Given task: Tally the lines holding "this" and state only that figure.

Data section:
·····

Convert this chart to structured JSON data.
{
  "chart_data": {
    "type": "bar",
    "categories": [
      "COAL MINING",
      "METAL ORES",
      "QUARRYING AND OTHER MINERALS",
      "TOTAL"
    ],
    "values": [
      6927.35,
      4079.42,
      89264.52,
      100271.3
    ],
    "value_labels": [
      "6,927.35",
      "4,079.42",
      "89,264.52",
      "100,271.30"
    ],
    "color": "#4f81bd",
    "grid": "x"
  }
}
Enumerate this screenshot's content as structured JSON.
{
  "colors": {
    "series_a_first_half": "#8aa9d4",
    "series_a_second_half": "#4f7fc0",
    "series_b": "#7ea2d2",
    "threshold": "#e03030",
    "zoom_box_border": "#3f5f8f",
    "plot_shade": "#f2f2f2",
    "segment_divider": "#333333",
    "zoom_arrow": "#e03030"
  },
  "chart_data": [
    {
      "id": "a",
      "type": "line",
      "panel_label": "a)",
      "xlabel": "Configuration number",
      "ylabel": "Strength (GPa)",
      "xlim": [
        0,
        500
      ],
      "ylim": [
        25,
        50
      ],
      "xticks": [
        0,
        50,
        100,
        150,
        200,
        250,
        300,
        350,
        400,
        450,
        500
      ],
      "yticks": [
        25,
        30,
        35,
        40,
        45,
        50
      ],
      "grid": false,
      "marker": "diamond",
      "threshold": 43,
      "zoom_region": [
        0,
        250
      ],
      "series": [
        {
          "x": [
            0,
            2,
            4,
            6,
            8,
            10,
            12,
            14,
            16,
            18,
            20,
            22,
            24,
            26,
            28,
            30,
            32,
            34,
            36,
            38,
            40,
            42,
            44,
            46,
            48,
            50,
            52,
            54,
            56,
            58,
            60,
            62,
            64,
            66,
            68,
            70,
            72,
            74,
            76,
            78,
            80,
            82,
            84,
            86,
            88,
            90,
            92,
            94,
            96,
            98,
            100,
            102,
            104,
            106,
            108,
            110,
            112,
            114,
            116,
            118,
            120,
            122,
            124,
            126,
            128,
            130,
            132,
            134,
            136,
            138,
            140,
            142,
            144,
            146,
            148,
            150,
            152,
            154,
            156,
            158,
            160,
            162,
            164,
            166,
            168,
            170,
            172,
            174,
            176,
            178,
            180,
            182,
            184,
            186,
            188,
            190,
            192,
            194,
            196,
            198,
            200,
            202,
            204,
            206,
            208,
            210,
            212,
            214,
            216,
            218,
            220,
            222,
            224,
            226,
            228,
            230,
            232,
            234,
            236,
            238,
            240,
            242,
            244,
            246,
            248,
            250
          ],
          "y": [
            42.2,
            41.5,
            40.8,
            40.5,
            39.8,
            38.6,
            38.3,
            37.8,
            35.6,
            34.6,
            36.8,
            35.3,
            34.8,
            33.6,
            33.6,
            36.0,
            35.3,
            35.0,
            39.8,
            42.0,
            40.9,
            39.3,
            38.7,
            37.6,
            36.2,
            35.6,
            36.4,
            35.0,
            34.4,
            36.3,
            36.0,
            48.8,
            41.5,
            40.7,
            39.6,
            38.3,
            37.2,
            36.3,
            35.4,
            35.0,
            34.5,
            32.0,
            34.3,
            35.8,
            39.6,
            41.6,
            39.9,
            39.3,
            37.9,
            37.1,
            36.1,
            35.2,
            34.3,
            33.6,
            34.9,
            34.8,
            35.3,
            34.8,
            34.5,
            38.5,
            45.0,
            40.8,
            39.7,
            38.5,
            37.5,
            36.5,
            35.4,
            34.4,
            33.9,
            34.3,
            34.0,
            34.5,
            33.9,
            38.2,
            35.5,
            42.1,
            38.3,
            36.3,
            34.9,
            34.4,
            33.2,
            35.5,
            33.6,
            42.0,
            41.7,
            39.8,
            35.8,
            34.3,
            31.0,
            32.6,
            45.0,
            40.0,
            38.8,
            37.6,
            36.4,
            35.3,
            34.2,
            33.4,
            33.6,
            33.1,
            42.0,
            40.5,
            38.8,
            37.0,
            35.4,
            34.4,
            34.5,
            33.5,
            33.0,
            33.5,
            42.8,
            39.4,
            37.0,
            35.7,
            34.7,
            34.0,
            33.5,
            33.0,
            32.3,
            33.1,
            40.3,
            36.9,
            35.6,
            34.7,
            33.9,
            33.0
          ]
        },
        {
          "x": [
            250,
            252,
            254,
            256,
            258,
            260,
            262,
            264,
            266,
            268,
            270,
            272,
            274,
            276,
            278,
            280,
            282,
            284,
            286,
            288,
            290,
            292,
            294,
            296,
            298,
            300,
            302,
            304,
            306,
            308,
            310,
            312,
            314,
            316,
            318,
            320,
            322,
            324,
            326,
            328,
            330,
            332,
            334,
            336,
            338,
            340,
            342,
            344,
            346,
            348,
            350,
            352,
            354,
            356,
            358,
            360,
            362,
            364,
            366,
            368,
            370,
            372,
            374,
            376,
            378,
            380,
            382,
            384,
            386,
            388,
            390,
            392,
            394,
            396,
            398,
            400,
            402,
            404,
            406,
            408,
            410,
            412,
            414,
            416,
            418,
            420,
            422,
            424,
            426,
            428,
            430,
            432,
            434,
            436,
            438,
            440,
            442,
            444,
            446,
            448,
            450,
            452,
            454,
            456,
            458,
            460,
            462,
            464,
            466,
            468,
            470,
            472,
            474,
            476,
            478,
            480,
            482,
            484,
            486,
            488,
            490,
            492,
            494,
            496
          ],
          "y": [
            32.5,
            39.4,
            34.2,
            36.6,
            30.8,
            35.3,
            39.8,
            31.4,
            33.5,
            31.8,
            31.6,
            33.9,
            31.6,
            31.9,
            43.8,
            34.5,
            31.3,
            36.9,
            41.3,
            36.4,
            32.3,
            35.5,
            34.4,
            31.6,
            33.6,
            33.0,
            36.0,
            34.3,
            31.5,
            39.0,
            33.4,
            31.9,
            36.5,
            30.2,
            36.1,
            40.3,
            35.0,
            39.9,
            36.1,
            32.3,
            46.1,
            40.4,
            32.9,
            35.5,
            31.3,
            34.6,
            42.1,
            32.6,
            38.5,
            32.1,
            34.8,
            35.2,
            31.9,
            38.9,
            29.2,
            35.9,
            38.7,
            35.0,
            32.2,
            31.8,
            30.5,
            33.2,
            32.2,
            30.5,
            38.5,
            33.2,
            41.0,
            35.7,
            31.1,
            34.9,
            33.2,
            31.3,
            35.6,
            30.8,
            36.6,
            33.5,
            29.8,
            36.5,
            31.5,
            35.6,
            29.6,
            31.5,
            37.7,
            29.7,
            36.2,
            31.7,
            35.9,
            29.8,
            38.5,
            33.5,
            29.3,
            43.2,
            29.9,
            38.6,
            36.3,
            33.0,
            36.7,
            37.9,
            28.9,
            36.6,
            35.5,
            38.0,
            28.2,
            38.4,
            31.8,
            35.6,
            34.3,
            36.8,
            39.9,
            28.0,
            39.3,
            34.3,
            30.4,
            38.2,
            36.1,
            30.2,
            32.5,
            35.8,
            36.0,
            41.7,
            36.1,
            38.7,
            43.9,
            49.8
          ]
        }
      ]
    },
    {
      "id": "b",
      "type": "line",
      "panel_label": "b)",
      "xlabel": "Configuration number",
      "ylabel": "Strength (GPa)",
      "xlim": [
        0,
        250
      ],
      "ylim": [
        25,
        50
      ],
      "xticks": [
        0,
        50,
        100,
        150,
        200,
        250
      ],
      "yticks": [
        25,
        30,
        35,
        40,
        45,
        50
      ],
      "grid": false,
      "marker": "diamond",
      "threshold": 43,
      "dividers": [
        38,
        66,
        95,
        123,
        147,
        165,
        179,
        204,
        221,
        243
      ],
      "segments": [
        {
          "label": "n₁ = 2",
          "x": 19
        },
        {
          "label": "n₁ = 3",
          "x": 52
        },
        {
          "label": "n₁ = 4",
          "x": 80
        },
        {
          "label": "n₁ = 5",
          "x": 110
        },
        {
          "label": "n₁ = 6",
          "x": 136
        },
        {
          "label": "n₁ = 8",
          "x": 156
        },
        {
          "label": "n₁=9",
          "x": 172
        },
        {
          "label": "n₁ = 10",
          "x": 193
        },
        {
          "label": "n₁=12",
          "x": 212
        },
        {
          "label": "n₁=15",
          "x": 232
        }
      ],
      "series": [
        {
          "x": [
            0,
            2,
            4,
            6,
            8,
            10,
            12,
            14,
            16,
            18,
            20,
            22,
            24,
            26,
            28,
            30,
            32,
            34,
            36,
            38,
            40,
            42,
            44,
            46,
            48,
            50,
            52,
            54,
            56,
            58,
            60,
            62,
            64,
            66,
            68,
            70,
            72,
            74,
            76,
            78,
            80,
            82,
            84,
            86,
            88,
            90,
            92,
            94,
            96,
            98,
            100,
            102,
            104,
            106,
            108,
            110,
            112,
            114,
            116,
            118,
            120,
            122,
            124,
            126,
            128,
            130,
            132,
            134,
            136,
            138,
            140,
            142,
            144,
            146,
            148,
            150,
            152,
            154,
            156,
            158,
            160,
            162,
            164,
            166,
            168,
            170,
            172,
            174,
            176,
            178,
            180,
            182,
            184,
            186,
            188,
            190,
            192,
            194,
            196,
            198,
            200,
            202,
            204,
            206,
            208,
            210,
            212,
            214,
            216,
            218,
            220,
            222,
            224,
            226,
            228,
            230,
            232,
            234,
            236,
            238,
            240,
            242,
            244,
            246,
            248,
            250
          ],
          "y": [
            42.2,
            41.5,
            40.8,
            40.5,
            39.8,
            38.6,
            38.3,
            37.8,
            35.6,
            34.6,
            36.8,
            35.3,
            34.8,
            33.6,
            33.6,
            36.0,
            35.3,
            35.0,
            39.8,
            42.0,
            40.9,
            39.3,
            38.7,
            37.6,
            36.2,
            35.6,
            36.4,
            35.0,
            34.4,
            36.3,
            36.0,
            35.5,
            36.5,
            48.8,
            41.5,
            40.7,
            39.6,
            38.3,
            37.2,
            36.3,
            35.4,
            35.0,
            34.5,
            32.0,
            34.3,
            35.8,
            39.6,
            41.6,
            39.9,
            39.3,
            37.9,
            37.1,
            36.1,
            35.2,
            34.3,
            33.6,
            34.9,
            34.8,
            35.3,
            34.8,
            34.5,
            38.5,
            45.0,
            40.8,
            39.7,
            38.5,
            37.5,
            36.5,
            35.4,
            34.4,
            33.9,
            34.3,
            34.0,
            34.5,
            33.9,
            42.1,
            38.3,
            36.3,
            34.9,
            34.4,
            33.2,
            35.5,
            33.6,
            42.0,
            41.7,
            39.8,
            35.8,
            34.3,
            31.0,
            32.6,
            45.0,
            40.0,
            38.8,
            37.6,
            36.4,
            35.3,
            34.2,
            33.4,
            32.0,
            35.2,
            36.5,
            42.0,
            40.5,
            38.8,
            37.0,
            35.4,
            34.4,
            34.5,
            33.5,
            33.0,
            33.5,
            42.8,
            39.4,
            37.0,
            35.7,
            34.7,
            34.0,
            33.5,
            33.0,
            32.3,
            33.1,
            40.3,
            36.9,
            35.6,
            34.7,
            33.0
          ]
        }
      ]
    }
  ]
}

·····

Answer below: 2